Start INPUT RECORDS

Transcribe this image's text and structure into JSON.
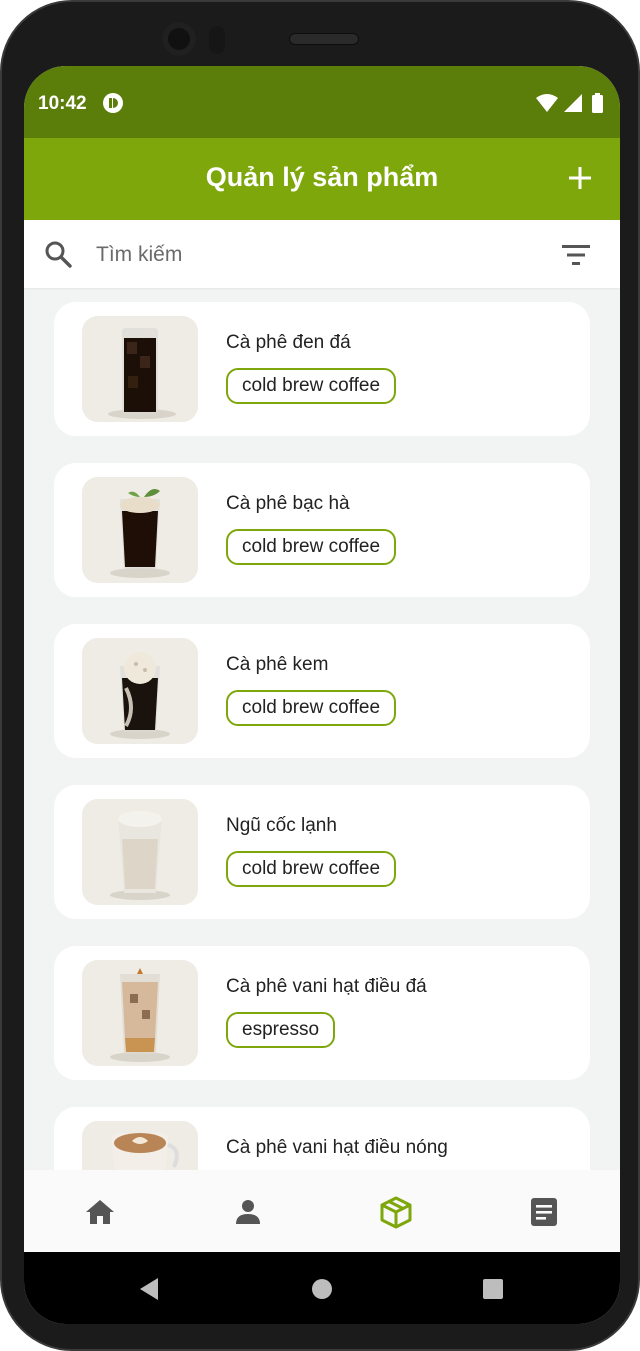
{
  "status_bar": {
    "time": "10:42"
  },
  "header": {
    "title": "Quản lý sản phẩm"
  },
  "search": {
    "placeholder": "Tìm kiếm"
  },
  "products": [
    {
      "name": "Cà phê đen đá",
      "category": "cold brew coffee",
      "image": "iced-black-coffee"
    },
    {
      "name": "Cà phê bạc hà",
      "category": "cold brew coffee",
      "image": "mint-coffee"
    },
    {
      "name": "Cà phê kem",
      "category": "cold brew coffee",
      "image": "coffee-float"
    },
    {
      "name": "Ngũ cốc lạnh",
      "category": "cold brew coffee",
      "image": "cereal-frappe"
    },
    {
      "name": "Cà phê vani hạt điều đá",
      "category": "espresso",
      "image": "iced-vanilla-latte"
    },
    {
      "name": "Cà phê vani hạt điều nóng",
      "category": "",
      "image": "hot-latte"
    }
  ],
  "bottom_nav": [
    {
      "icon": "home-icon",
      "active": false
    },
    {
      "icon": "person-icon",
      "active": false
    },
    {
      "icon": "box-icon",
      "active": true
    },
    {
      "icon": "document-icon",
      "active": false
    }
  ],
  "colors": {
    "status_bar": "#5b7d0a",
    "app_bar": "#7ea70c",
    "accent": "#7ea70c",
    "background": "#f2f4f3",
    "nav_inactive": "#555555"
  }
}
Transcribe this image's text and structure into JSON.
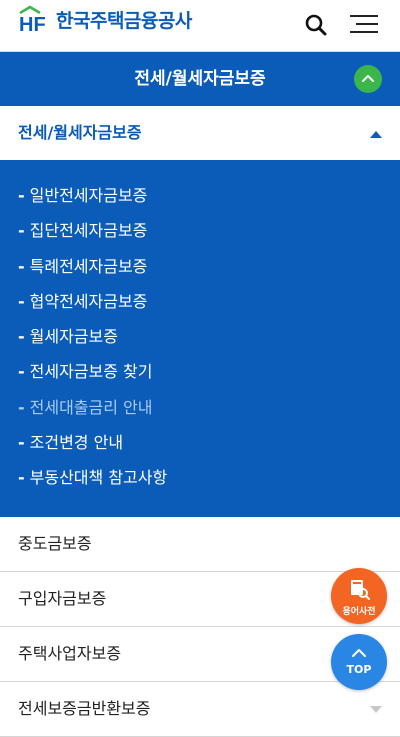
{
  "header": {
    "logo_mark": "HF",
    "logo_name": "한국주택금융공사",
    "icons": {
      "search": "search-icon",
      "menu": "hamburger-menu-icon"
    }
  },
  "title_bar": {
    "title": "전세/월세자금보증",
    "icon": "chevron-up-icon"
  },
  "active_section": {
    "label": "전세/월세자금보증",
    "submenu": [
      "일반전세자금보증",
      "집단전세자금보증",
      "특례전세자금보증",
      "협약전세자금보증",
      "월세자금보증",
      "전세자금보증 찾기",
      "전세대출금리 안내",
      "조건변경 안내",
      "부동산대책 참고사항"
    ],
    "dash": "-"
  },
  "sections": [
    "중도금보증",
    "구입자금보증",
    "주택사업자보증",
    "전세보증금반환보증"
  ],
  "floating": {
    "dictionary_label": "용어사전",
    "top_label": "TOP"
  },
  "colors": {
    "brand_blue": "#0a5cb8",
    "accent_green": "#3cb54a",
    "dict_orange": "#f26522",
    "top_blue": "#2a86e4"
  }
}
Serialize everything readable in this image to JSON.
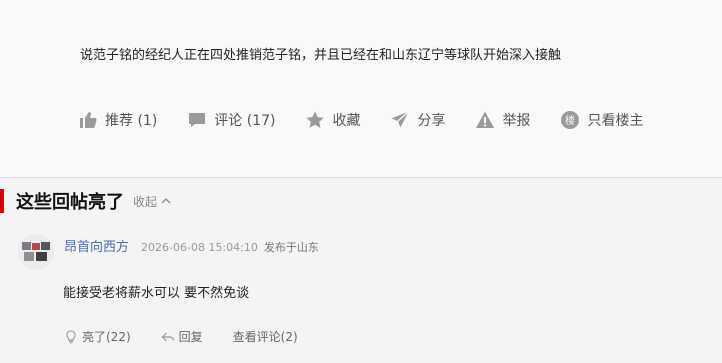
{
  "post": {
    "text": "说范子铭的经纪人正在四处推销范子铭，并且已经在和山东辽宁等球队开始深入接触"
  },
  "actions": {
    "recommend": "推荐 (1)",
    "comment": "评论 (17)",
    "favorite": "收藏",
    "share": "分享",
    "report": "举报",
    "author_only": "只看楼主",
    "author_badge": "楼"
  },
  "hot_replies": {
    "title": "这些回帖亮了",
    "collapse_label": "收起"
  },
  "comment": {
    "username": "昂首向西方",
    "timestamp": "2026-06-08 15:04:10",
    "location": "发布于山东",
    "text": "能接受老将薪水可以 要不然免谈",
    "like_label": "亮了(22)",
    "reply_label": "回复",
    "view_comments_label": "查看评论(2)"
  },
  "colors": {
    "accent_red": "#d7000f",
    "username_blue": "#4a6fa5",
    "icon_gray": "#9a9a9a"
  }
}
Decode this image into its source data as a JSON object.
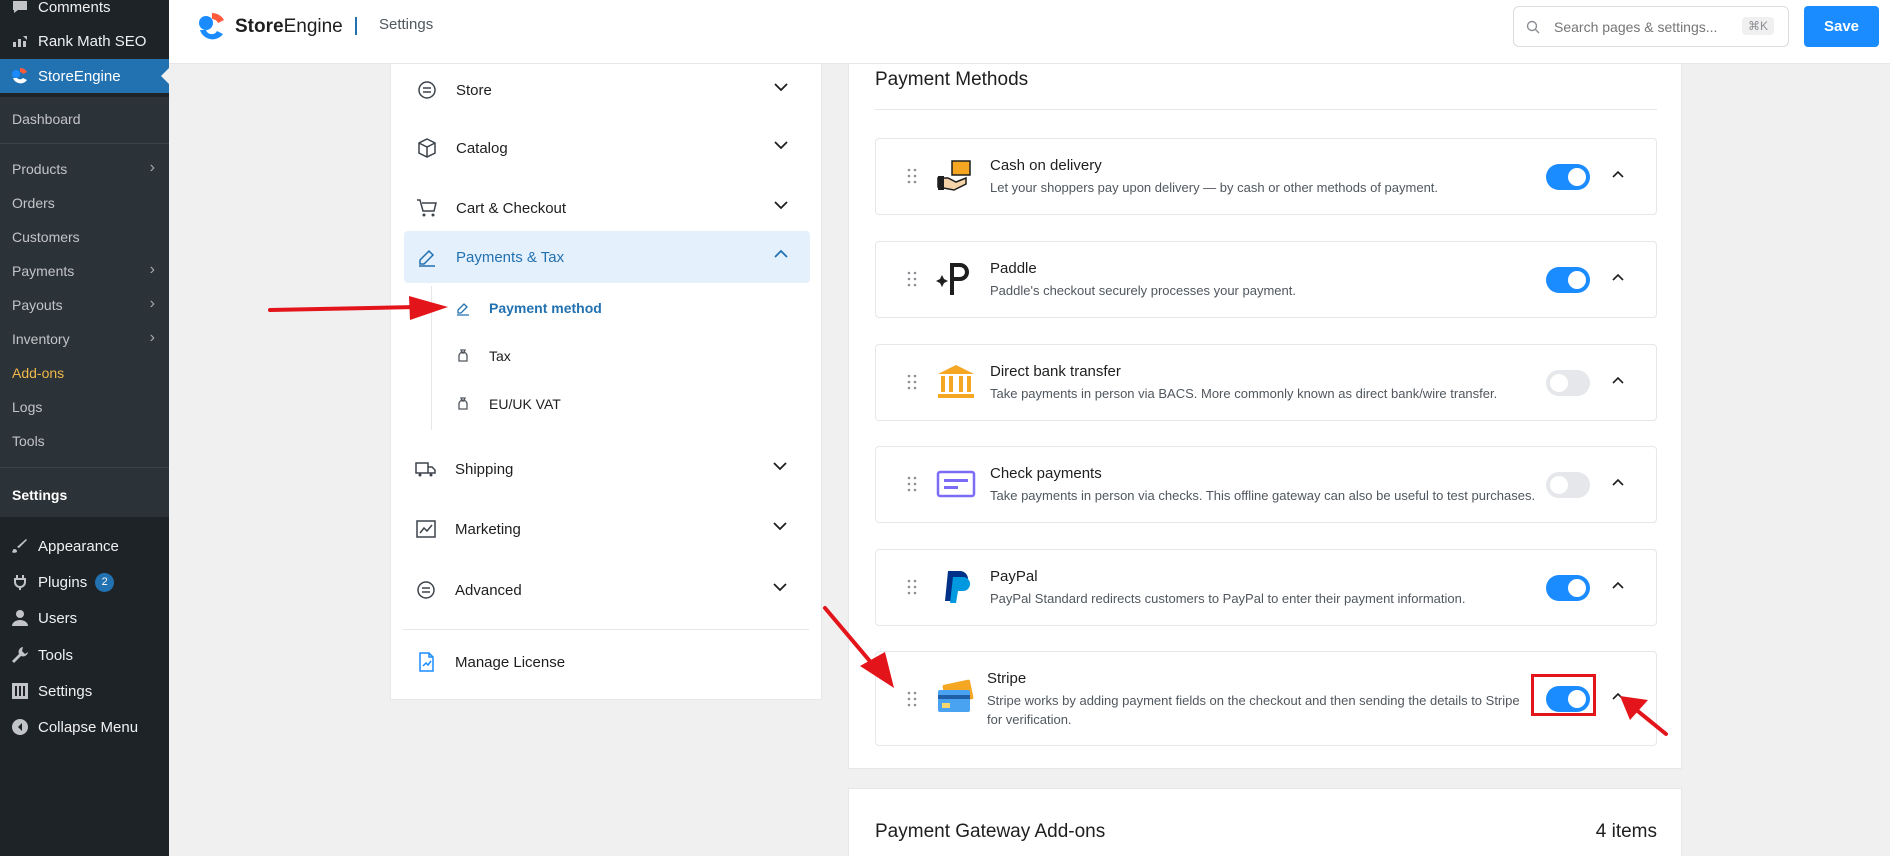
{
  "wp_sidebar": {
    "items_top": [
      {
        "label": "Comments",
        "icon": "comments-icon"
      },
      {
        "label": "Rank Math SEO",
        "icon": "rank-math-icon"
      },
      {
        "label": "StoreEngine",
        "icon": "storeengine-icon"
      }
    ],
    "submenu": [
      {
        "label": "Dashboard"
      },
      {
        "label": "Products",
        "has_children": true
      },
      {
        "label": "Orders"
      },
      {
        "label": "Customers"
      },
      {
        "label": "Payments",
        "has_children": true
      },
      {
        "label": "Payouts",
        "has_children": true
      },
      {
        "label": "Inventory",
        "has_children": true
      },
      {
        "label": "Add-ons"
      },
      {
        "label": "Logs"
      },
      {
        "label": "Tools"
      },
      {
        "label": "Settings"
      }
    ],
    "items_bottom": [
      {
        "label": "Appearance",
        "icon": "brush-icon"
      },
      {
        "label": "Plugins",
        "icon": "plugin-icon",
        "badge": "2"
      },
      {
        "label": "Users",
        "icon": "user-icon"
      },
      {
        "label": "Tools",
        "icon": "wrench-icon"
      },
      {
        "label": "Settings",
        "icon": "sliders-icon"
      },
      {
        "label": "Collapse Menu",
        "icon": "collapse-icon"
      }
    ]
  },
  "header": {
    "brand_bold": "Store",
    "brand_rest": "Engine",
    "page": "Settings",
    "search_placeholder": "Search pages & settings...",
    "shortcut": "⌘K",
    "save_label": "Save"
  },
  "settings_nav": {
    "items": [
      {
        "label": "Store",
        "icon": "store-icon",
        "expanded": false
      },
      {
        "label": "Catalog",
        "icon": "box-icon",
        "expanded": false
      },
      {
        "label": "Cart & Checkout",
        "icon": "cart-icon",
        "expanded": false
      },
      {
        "label": "Payments & Tax",
        "icon": "payments-icon",
        "expanded": true
      },
      {
        "label": "Shipping",
        "icon": "truck-icon",
        "expanded": false
      },
      {
        "label": "Marketing",
        "icon": "chart-icon",
        "expanded": false
      },
      {
        "label": "Advanced",
        "icon": "advanced-icon",
        "expanded": false
      },
      {
        "label": "Manage License",
        "icon": "license-icon"
      }
    ],
    "subitems": [
      {
        "label": "Payment method",
        "current": true
      },
      {
        "label": "Tax"
      },
      {
        "label": "EU/UK VAT"
      }
    ]
  },
  "payment_methods": {
    "title": "Payment Methods",
    "items": [
      {
        "name": "Cash on delivery",
        "desc": "Let your shoppers pay upon delivery — by cash or other methods of payment.",
        "enabled": true,
        "icon": "cash-delivery-icon"
      },
      {
        "name": "Paddle",
        "desc": "Paddle's checkout securely processes your payment.",
        "enabled": true,
        "icon": "paddle-icon"
      },
      {
        "name": "Direct bank transfer",
        "desc": "Take payments in person via BACS. More commonly known as direct bank/wire transfer.",
        "enabled": false,
        "icon": "bank-icon"
      },
      {
        "name": "Check payments",
        "desc": "Take payments in person via checks. This offline gateway can also be useful to test purchases.",
        "enabled": false,
        "icon": "check-icon"
      },
      {
        "name": "PayPal",
        "desc": "PayPal Standard redirects customers to PayPal to enter their payment information.",
        "enabled": true,
        "icon": "paypal-icon"
      },
      {
        "name": "Stripe",
        "desc": "Stripe works by adding payment fields on the checkout and then sending the details to Stripe for verification.",
        "enabled": true,
        "icon": "stripe-card-icon"
      }
    ]
  },
  "addons": {
    "title": "Payment Gateway Add-ons",
    "count": "4 items"
  },
  "colors": {
    "accent": "#1a8cff",
    "wp_sidebar": "#1d2327",
    "annotation": "#e3151a"
  }
}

End INPUT RECORDS

* **WHAT THE EXERCISE ASKS**
In your copy of the listing above, reproduce each line exactly and omit all pictures.

* **RESULT**
Transcribe this image's text and structure into JSON.
{
  "status_bar": {
    "time": "10:42"
  },
  "header": {
    "title": "Quản lý sản phẩm"
  },
  "search": {
    "placeholder": "Tìm kiếm"
  },
  "products": [
    {
      "name": "Cà phê đen đá",
      "category": "cold brew coffee",
      "image": "iced-black-coffee"
    },
    {
      "name": "Cà phê bạc hà",
      "category": "cold brew coffee",
      "image": "mint-coffee"
    },
    {
      "name": "Cà phê kem",
      "category": "cold brew coffee",
      "image": "coffee-float"
    },
    {
      "name": "Ngũ cốc lạnh",
      "category": "cold brew coffee",
      "image": "cereal-frappe"
    },
    {
      "name": "Cà phê vani hạt điều đá",
      "category": "espresso",
      "image": "iced-vanilla-latte"
    },
    {
      "name": "Cà phê vani hạt điều nóng",
      "category": "",
      "image": "hot-latte"
    }
  ],
  "bottom_nav": [
    {
      "icon": "home-icon",
      "active": false
    },
    {
      "icon": "person-icon",
      "active": false
    },
    {
      "icon": "box-icon",
      "active": true
    },
    {
      "icon": "document-icon",
      "active": false
    }
  ],
  "colors": {
    "status_bar": "#5b7d0a",
    "app_bar": "#7ea70c",
    "accent": "#7ea70c",
    "background": "#f2f4f3",
    "nav_inactive": "#555555"
  }
}
Transcribe this image's text and structure into JSON.
{
  "header": {
    "logo_mark": "HF",
    "logo_name": "한국주택금융공사",
    "icons": {
      "search": "search-icon",
      "menu": "hamburger-menu-icon"
    }
  },
  "title_bar": {
    "title": "전세/월세자금보증",
    "icon": "chevron-up-icon"
  },
  "active_section": {
    "label": "전세/월세자금보증",
    "submenu": [
      "일반전세자금보증",
      "집단전세자금보증",
      "특례전세자금보증",
      "협약전세자금보증",
      "월세자금보증",
      "전세자금보증 찾기",
      "전세대출금리 안내",
      "조건변경 안내",
      "부동산대책 참고사항"
    ],
    "dash": "-"
  },
  "sections": [
    "중도금보증",
    "구입자금보증",
    "주택사업자보증",
    "전세보증금반환보증"
  ],
  "floating": {
    "dictionary_label": "용어사전",
    "top_label": "TOP"
  },
  "colors": {
    "brand_blue": "#0a5cb8",
    "accent_green": "#3cb54a",
    "dict_orange": "#f26522",
    "top_blue": "#2a86e4"
  }
}
Serialize everything readable in this image to JSON.
{
  "post": {
    "text": "说范子铭的经纪人正在四处推销范子铭，并且已经在和山东辽宁等球队开始深入接触"
  },
  "actions": {
    "recommend": "推荐 (1)",
    "comment": "评论 (17)",
    "favorite": "收藏",
    "share": "分享",
    "report": "举报",
    "author_only": "只看楼主",
    "author_badge": "楼"
  },
  "hot_replies": {
    "title": "这些回帖亮了",
    "collapse_label": "收起"
  },
  "comment": {
    "username": "昂首向西方",
    "timestamp": "2026-06-08 15:04:10",
    "location": "发布于山东",
    "text": "能接受老将薪水可以 要不然免谈",
    "like_label": "亮了(22)",
    "reply_label": "回复",
    "view_comments_label": "查看评论(2)"
  },
  "colors": {
    "accent_red": "#d7000f",
    "username_blue": "#4a6fa5",
    "icon_gray": "#9a9a9a"
  }
}
Decode this image into its source data as a JSON object.
{
  "wp_sidebar": {
    "items_top": [
      {
        "label": "Comments",
        "icon": "comments-icon"
      },
      {
        "label": "Rank Math SEO",
        "icon": "rank-math-icon"
      },
      {
        "label": "StoreEngine",
        "icon": "storeengine-icon"
      }
    ],
    "submenu": [
      {
        "label": "Dashboard"
      },
      {
        "label": "Products",
        "has_children": true
      },
      {
        "label": "Orders"
      },
      {
        "label": "Customers"
      },
      {
        "label": "Payments",
        "has_children": true
      },
      {
        "label": "Payouts",
        "has_children": true
      },
      {
        "label": "Inventory",
        "has_children": true
      },
      {
        "label": "Add-ons"
      },
      {
        "label": "Logs"
      },
      {
        "label": "Tools"
      },
      {
        "label": "Settings"
      }
    ],
    "items_bottom": [
      {
        "label": "Appearance",
        "icon": "brush-icon"
      },
      {
        "label": "Plugins",
        "icon": "plugin-icon",
        "badge": "2"
      },
      {
        "label": "Users",
        "icon": "user-icon"
      },
      {
        "label": "Tools",
        "icon": "wrench-icon"
      },
      {
        "label": "Settings",
        "icon": "sliders-icon"
      },
      {
        "label": "Collapse Menu",
        "icon": "collapse-icon"
      }
    ]
  },
  "header": {
    "brand_bold": "Store",
    "brand_rest": "Engine",
    "page": "Settings",
    "search_placeholder": "Search pages & settings...",
    "shortcut": "⌘K",
    "save_label": "Save"
  },
  "settings_nav": {
    "items": [
      {
        "label": "Store",
        "icon": "store-icon",
        "expanded": false
      },
      {
        "label": "Catalog",
        "icon": "box-icon",
        "expanded": false
      },
      {
        "label": "Cart & Checkout",
        "icon": "cart-icon",
        "expanded": false
      },
      {
        "label": "Payments & Tax",
        "icon": "payments-icon",
        "expanded": true
      },
      {
        "label": "Shipping",
        "icon": "truck-icon",
        "expanded": false
      },
      {
        "label": "Marketing",
        "icon": "chart-icon",
        "expanded": false
      },
      {
        "label": "Advanced",
        "icon": "advanced-icon",
        "expanded": false
      },
      {
        "label": "Manage License",
        "icon": "license-icon"
      }
    ],
    "subitems": [
      {
        "label": "Payment method",
        "current": true
      },
      {
        "label": "Tax"
      },
      {
        "label": "EU/UK VAT"
      }
    ]
  },
  "payment_methods": {
    "title": "Payment Methods",
    "items": [
      {
        "name": "Cash on delivery",
        "desc": "Let your shoppers pay upon delivery — by cash or other methods of payment.",
        "enabled": true,
        "icon": "cash-delivery-icon"
      },
      {
        "name": "Paddle",
        "desc": "Paddle's checkout securely processes your payment.",
        "enabled": true,
        "icon": "paddle-icon"
      },
      {
        "name": "Direct bank transfer",
        "desc": "Take payments in person via BACS. More commonly known as direct bank/wire transfer.",
        "enabled": false,
        "icon": "bank-icon"
      },
      {
        "name": "Check payments",
        "desc": "Take payments in person via checks. This offline gateway can also be useful to test purchases.",
        "enabled": false,
        "icon": "check-icon"
      },
      {
        "name": "PayPal",
        "desc": "PayPal Standard redirects customers to PayPal to enter their payment information.",
        "enabled": true,
        "icon": "paypal-icon"
      },
      {
        "name": "Stripe",
        "desc": "Stripe works by adding payment fields on the checkout and then sending the details to Stripe for verification.",
        "enabled": true,
        "icon": "stripe-card-icon"
      }
    ]
  },
  "addons": {
    "title": "Payment Gateway Add-ons",
    "count": "4 items"
  },
  "colors": {
    "accent": "#1a8cff",
    "wp_sidebar": "#1d2327",
    "annotation": "#e3151a"
  }
}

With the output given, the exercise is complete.